- Input records -
+++++

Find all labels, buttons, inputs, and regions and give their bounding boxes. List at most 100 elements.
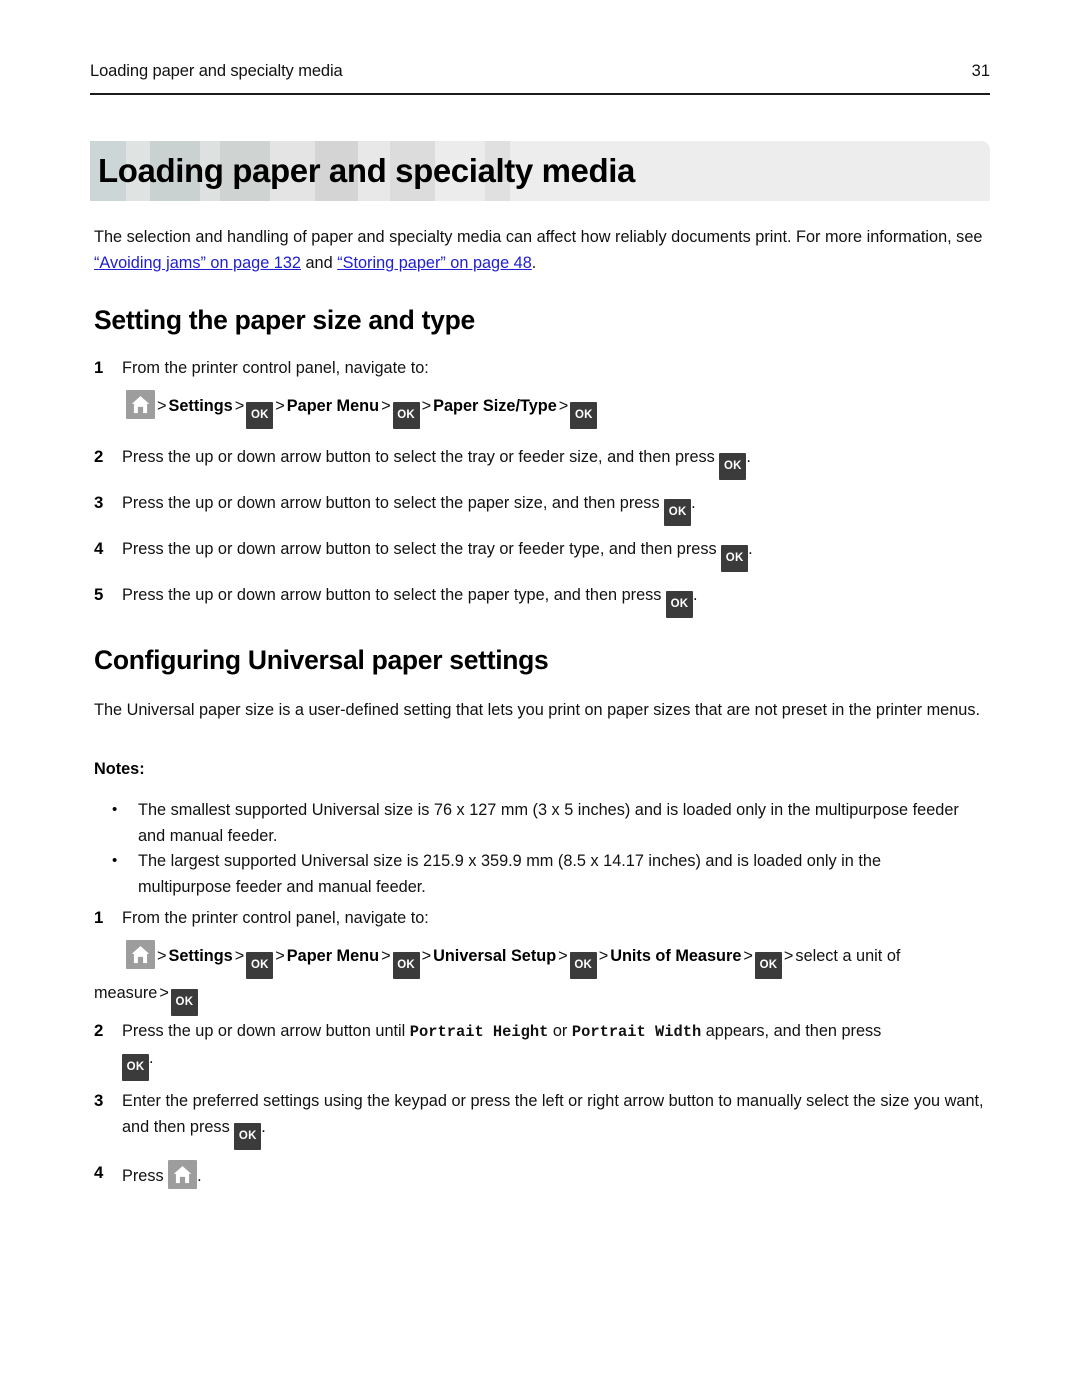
ok-key-icon[interactable]: OK [569, 952, 597, 979]
s2-sep-3: > [275, 947, 285, 965]
s2-step-3-text-after: . [261, 1118, 266, 1136]
home-icon[interactable] [168, 1160, 198, 1189]
s2-step-2-text-mid: or [548, 1022, 572, 1040]
intro-text-1: The selection and handling of paper and … [94, 228, 983, 246]
home-icon[interactable] [126, 390, 155, 419]
ok-key-icon[interactable]: OK [234, 1123, 262, 1150]
s2-step-2-text-end: . [149, 1049, 154, 1067]
note-bullet-2: • The largest supported Universal size i… [112, 848, 972, 900]
s2-step-3: 3 Enter the preferred settings using the… [94, 1088, 994, 1150]
ok-key-icon[interactable]: OK [719, 453, 747, 480]
s2-step-4-text-before: Press [122, 1167, 169, 1185]
s1-step-1: 1 From the printer control panel, naviga… [94, 355, 984, 381]
bullet-icon: • [112, 801, 118, 818]
home-icon[interactable] [126, 940, 155, 969]
s1-sep-4: > [381, 397, 391, 415]
note-bullet-2-text: The largest supported Universal size is … [138, 852, 882, 896]
s1-step-2-text-before: Press the up or down arrow button to sel… [122, 448, 720, 466]
ok-key-icon[interactable]: OK [246, 952, 274, 979]
s1-step-2-number: 2 [94, 447, 104, 466]
s2-step-2: 2 Press the up or down arrow button unti… [94, 1018, 994, 1081]
ok-key-icon[interactable]: OK [754, 952, 782, 979]
s1-step-5-text-after: . [692, 586, 698, 604]
s2-step-4: 4 Press . [94, 1160, 994, 1189]
s2-nav-item-units-of-measure[interactable]: Units of Measure [610, 947, 741, 965]
chapter-banner: Loading paper and specialty media [90, 141, 990, 201]
ok-key-icon[interactable]: OK [570, 402, 598, 429]
s1-step-2-text-after: . [746, 448, 751, 466]
s1-sep-1: > [157, 397, 167, 415]
s2-step-4-text-after: . [197, 1167, 202, 1185]
s2-nav-item-universal-setup[interactable]: Universal Setup [433, 947, 556, 965]
ok-key-icon[interactable]: OK [170, 989, 198, 1016]
s2-sep-7: > [598, 947, 609, 965]
s1-sep-5: > [421, 397, 432, 415]
s2-sep-6: > [558, 947, 568, 965]
s2-step-1: 1 From the printer control panel, naviga… [94, 905, 984, 931]
s1-sep-3: > [275, 397, 285, 415]
s2-sep-5: > [421, 947, 432, 965]
s2-sep-10: > [159, 984, 169, 1002]
running-header-title: Loading paper and specialty media [90, 62, 343, 80]
ok-key-icon[interactable]: OK [665, 591, 693, 618]
intro-text-3: . [531, 254, 537, 272]
link-avoiding-jams[interactable]: “Avoiding jams” on page 132 [94, 254, 301, 272]
s1-step-4-text-after: . [748, 540, 753, 558]
s2-nav-tail-line1: select a unit of [795, 947, 901, 965]
s2-step-2-text-after: appears, and then press [701, 1022, 882, 1040]
page-number: 31 [971, 62, 990, 80]
s2-step-1-number: 1 [94, 908, 104, 927]
s2-step-2-mono-portrait-height: Portrait Height [409, 1023, 549, 1041]
s2-step-2-mono-portrait-width: Portrait Width [571, 1023, 702, 1041]
s1-step-4-text: Press the up or down arrow button to sel… [122, 536, 994, 572]
s2-sep-9: > [783, 947, 794, 965]
s1-step-2-text: Press the up or down arrow button to sel… [122, 444, 994, 480]
running-header: Loading paper and specialty media 31 [90, 62, 990, 81]
s1-sep-2: > [234, 397, 245, 415]
s2-navigation-path-line2: measure > OK [94, 978, 198, 1016]
section2-intro-paragraph: The Universal paper size is a user-defin… [94, 701, 980, 719]
s1-step-4-number: 4 [94, 539, 104, 558]
s2-sep-4: > [381, 947, 391, 965]
s2-sep-1: > [157, 947, 167, 965]
ok-key-icon[interactable]: OK [721, 545, 749, 572]
note-bullet-1: • The smallest supported Universal size … [112, 797, 972, 849]
s1-step-4: 4 Press the up or down arrow button to s… [94, 536, 994, 572]
note-bullet-1-text: The smallest supported Universal size is… [138, 801, 959, 845]
header-divider [90, 93, 990, 96]
s1-step-5-text-before: Press the up or down arrow button to sel… [122, 586, 666, 604]
s2-step-3-number: 3 [94, 1091, 104, 1110]
s1-step-3-number: 3 [94, 493, 104, 512]
s1-step-3-text-after: . [691, 494, 696, 512]
link-storing-paper[interactable]: “Storing paper” on page 48 [337, 254, 532, 272]
ok-key-icon[interactable]: OK [246, 402, 274, 429]
s2-step-2-number: 2 [94, 1021, 104, 1040]
s1-step-3: 3 Press the up or down arrow button to s… [94, 490, 994, 526]
s2-step-2-text-before: Press the up or down arrow button until [122, 1022, 410, 1040]
notes-label: Notes: [94, 760, 145, 778]
ok-key-icon[interactable]: OK [664, 499, 692, 526]
s2-sep-8: > [743, 947, 753, 965]
s1-step-3-text-before: Press the up or down arrow button to sel… [122, 494, 665, 512]
section-heading-setting-paper-size: Setting the paper size and type [94, 305, 475, 335]
s1-step-2: 2 Press the up or down arrow button to s… [94, 444, 994, 480]
s2-nav-tail-line2: measure [94, 984, 158, 1002]
intro-paragraph: The selection and handling of paper and … [94, 224, 994, 276]
s2-step-1-text: From the printer control panel, navigate… [122, 909, 429, 927]
s1-step-4-text-before: Press the up or down arrow button to sel… [122, 540, 722, 558]
s1-step-3-text: Press the up or down arrow button to sel… [122, 490, 994, 526]
s1-nav-item-paper-size-type[interactable]: Paper Size/Type [433, 397, 557, 415]
ok-key-icon[interactable]: OK [392, 402, 420, 429]
s2-nav-item-paper-menu[interactable]: Paper Menu [287, 947, 379, 965]
ok-key-icon[interactable]: OK [392, 952, 420, 979]
s1-nav-item-paper-menu[interactable]: Paper Menu [287, 397, 379, 415]
s1-navigation-path: > Settings > OK > Paper Menu > OK > Paper Size/Ty… [126, 390, 598, 429]
s1-step-1-number: 1 [94, 358, 104, 377]
s2-step-4-text: Press . [122, 1160, 994, 1189]
s1-nav-item-settings[interactable]: Settings [169, 397, 233, 415]
ok-key-icon[interactable]: OK [122, 1054, 149, 1081]
intro-text-2: and [300, 254, 338, 272]
chapter-title: Loading paper and specialty media [98, 152, 635, 189]
s2-nav-item-settings[interactable]: Settings [169, 947, 233, 965]
s1-step-5-number: 5 [94, 585, 104, 604]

+++++

- Required work -
Duplicate the lines exactly, beginning at the line that contains "ok-key-icon[interactable]: OK [569, 952, 597, 979]" and stopping after the line that contains "s1-step-1: 1 From".

- Full solution -
ok-key-icon[interactable]: OK [569, 952, 597, 979]
s2-sep-3: > [275, 947, 285, 965]
s2-step-3-text-after: . [261, 1118, 266, 1136]
home-icon[interactable] [168, 1160, 198, 1189]
s2-step-2-text-mid: or [548, 1022, 572, 1040]
intro-text-1: The selection and handling of paper and … [94, 228, 983, 246]
home-icon[interactable] [126, 390, 155, 419]
ok-key-icon[interactable]: OK [234, 1123, 262, 1150]
s2-step-2-text-end: . [149, 1049, 154, 1067]
note-bullet-2: • The largest supported Universal size i… [112, 848, 972, 900]
s2-step-3: 3 Enter the preferred settings using the… [94, 1088, 994, 1150]
ok-key-icon[interactable]: OK [719, 453, 747, 480]
s2-step-4-text-before: Press [122, 1167, 169, 1185]
s1-step-1: 1 From the printer control panel, naviga… [94, 355, 984, 381]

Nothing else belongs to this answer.